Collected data
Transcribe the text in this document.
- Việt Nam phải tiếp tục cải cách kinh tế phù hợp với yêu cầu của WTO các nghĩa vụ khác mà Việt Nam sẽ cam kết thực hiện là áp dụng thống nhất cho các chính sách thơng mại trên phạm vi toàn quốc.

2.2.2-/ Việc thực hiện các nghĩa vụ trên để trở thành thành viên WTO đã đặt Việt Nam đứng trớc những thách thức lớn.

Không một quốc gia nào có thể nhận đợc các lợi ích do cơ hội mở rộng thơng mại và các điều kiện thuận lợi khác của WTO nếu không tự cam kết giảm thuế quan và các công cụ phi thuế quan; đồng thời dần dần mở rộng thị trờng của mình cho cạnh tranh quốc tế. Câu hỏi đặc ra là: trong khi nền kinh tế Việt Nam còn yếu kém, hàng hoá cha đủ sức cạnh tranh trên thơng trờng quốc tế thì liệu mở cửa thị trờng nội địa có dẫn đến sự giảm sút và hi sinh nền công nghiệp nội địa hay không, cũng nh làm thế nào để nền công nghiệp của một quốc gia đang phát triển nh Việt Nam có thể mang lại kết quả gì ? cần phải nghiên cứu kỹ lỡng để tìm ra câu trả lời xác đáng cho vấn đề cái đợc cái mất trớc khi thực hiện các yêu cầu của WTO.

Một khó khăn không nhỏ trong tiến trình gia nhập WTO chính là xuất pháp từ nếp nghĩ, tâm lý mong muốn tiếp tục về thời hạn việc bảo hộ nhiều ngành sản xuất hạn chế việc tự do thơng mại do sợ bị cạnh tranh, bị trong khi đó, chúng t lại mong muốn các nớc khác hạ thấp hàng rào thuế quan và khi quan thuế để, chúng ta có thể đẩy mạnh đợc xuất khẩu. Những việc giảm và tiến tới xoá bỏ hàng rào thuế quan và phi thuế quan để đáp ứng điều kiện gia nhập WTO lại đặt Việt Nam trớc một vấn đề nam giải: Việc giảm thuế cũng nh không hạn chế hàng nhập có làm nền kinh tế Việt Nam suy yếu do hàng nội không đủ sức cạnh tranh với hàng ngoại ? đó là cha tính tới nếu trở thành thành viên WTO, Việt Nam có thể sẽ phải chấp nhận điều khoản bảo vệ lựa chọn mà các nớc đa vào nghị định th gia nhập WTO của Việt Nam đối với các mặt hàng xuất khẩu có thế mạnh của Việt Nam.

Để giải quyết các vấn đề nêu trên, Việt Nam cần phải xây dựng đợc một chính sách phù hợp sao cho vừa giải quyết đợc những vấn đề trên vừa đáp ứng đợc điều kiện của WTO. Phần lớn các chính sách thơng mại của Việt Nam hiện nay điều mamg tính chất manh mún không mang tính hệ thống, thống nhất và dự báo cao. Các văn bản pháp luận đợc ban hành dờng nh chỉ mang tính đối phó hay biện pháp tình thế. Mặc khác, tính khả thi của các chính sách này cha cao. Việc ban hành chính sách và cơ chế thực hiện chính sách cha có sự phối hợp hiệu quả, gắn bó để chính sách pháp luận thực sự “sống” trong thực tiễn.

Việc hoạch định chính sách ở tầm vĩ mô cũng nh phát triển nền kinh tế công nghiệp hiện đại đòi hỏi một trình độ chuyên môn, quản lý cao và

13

...

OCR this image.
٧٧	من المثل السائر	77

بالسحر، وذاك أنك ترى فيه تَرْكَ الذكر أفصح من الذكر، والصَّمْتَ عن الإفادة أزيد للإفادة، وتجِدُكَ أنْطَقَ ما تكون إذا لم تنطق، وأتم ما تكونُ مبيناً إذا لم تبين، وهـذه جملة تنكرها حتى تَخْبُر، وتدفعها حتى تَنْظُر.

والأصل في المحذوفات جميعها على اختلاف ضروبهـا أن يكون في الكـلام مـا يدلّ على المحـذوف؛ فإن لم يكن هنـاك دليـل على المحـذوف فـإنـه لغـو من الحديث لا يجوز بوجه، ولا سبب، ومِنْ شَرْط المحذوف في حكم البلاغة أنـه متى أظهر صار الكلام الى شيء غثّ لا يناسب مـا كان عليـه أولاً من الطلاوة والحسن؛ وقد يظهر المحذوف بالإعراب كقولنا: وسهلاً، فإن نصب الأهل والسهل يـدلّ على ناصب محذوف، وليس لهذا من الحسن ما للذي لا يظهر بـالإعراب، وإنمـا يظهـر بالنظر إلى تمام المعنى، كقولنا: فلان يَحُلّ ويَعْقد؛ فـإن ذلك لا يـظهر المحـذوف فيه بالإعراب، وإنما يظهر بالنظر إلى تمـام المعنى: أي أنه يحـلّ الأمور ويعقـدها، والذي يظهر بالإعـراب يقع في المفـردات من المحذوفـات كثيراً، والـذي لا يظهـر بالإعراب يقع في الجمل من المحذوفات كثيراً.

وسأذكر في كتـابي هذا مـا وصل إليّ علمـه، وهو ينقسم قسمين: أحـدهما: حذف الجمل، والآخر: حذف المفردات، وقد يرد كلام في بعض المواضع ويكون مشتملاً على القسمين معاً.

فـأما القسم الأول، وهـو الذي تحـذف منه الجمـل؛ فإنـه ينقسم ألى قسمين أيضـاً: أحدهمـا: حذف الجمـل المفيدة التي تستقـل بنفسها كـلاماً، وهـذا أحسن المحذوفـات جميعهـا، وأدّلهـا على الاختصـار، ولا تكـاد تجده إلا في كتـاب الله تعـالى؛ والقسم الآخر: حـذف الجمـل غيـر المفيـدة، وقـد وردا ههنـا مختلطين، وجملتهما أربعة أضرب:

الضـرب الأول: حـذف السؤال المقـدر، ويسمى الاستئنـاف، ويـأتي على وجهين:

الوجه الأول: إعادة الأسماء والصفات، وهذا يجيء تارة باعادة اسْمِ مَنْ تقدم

What needs to be done » Find the word "thuế" in the data and copy out each line where it turns up.

Exercise solution »
Không một quốc gia nào có thể nhận đợc các lợi ích do cơ hội mở rộng thơng mại và các điều kiện thuận lợi khác của WTO nếu không tự cam kết giảm thuế quan và các công cụ phi thuế quan; đồng thời dần dần mở rộng thị trờng của mình cho cạnh tranh quốc tế. Câu hỏi đặc ra là: trong khi nền kinh tế Việt Nam còn yếu kém, hàng hoá cha đủ sức cạnh tranh trên thơng trờng quốc tế thì liệu mở cửa thị trờng nội địa có dẫn đến sự giảm sút và hi sinh nền công nghiệp nội địa hay không, cũng nh làm thế nào để nền công nghiệp của một quốc gia đang phát triển nh Việt Nam có thể mang lại kết quả gì ? cần phải nghiên cứu kỹ lỡng để tìm ra câu trả lời xác đáng cho vấn đề cái đợc cái mất trớc khi thực hiện các yêu cầu của WTO.
Một khó khăn không nhỏ trong tiến trình gia nhập WTO chính là xuất pháp từ nếp nghĩ, tâm lý mong muốn tiếp tục về thời hạn việc bảo hộ nhiều ngành sản xuất hạn chế việc tự do thơng mại do sợ bị cạnh tranh, bị trong khi đó, chúng t lại mong muốn các nớc khác hạ thấp hàng rào thuế quan và khi quan thuế để, chúng ta có thể đẩy mạnh đợc xuất khẩu. Những việc giảm và tiến tới xoá bỏ hàng rào thuế quan và phi thuế quan để đáp ứng điều kiện gia nhập WTO lại đặt Việt Nam trớc một vấn đề nam giải: Việc giảm thuế cũng nh không hạn chế hàng nhập có làm nền kinh tế Việt Nam suy yếu do hàng nội không đủ sức cạnh tranh với hàng ngoại ? đó là cha tính tới nếu trở thành thành viên WTO, Việt Nam có thể sẽ phải chấp nhận điều khoản bảo vệ lựa chọn mà các nớc đa vào nghị định th gia nhập WTO của Việt Nam đối với các mặt hàng xuất khẩu có thế mạnh của Việt Nam.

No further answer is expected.